Direction. Pull out each line of the material below that contains the string "body". Case counts.
>> Start Material for this task
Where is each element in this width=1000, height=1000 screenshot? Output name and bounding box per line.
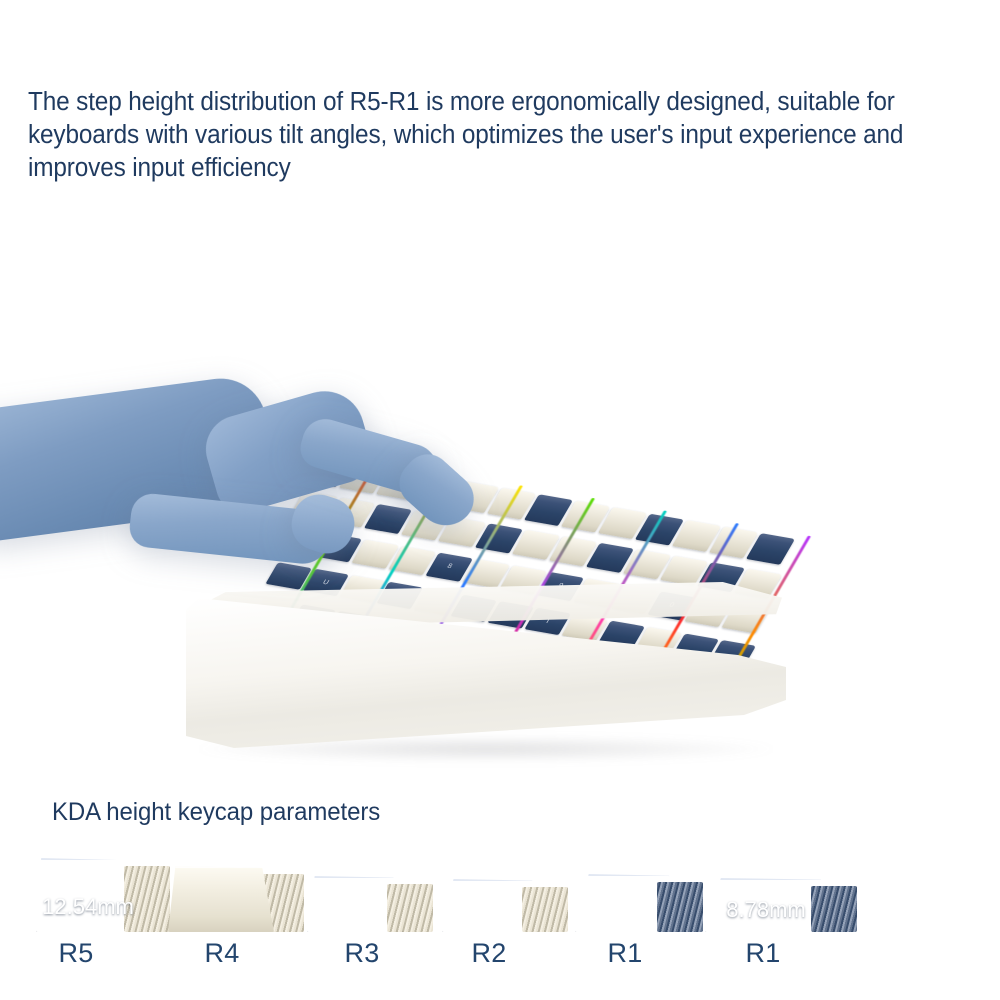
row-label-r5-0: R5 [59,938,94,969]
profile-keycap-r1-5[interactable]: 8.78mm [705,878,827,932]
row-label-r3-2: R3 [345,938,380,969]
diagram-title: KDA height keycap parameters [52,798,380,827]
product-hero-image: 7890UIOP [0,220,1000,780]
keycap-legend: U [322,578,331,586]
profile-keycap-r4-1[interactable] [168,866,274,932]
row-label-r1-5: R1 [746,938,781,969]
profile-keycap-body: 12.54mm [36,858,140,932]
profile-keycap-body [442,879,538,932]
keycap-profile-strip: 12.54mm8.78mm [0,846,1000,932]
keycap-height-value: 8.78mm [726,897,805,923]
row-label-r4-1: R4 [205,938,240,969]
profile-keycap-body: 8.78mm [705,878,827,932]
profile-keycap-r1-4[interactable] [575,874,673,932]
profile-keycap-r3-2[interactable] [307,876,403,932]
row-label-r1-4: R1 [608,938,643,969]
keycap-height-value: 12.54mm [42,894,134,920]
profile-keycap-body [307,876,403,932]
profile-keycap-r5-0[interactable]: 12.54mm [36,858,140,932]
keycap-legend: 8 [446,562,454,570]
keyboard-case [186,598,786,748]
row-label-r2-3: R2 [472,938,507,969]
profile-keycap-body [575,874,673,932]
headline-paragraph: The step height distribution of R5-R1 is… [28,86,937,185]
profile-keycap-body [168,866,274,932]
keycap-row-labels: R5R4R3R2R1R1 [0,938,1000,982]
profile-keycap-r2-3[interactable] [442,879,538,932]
>> End Material for this task
Solution below.
profile-keycap-body: 12.54mm [36,858,140,932]
profile-keycap-body [442,879,538,932]
profile-keycap-body: 8.78mm [705,878,827,932]
profile-keycap-body [307,876,403,932]
profile-keycap-body [575,874,673,932]
profile-keycap-body [168,866,274,932]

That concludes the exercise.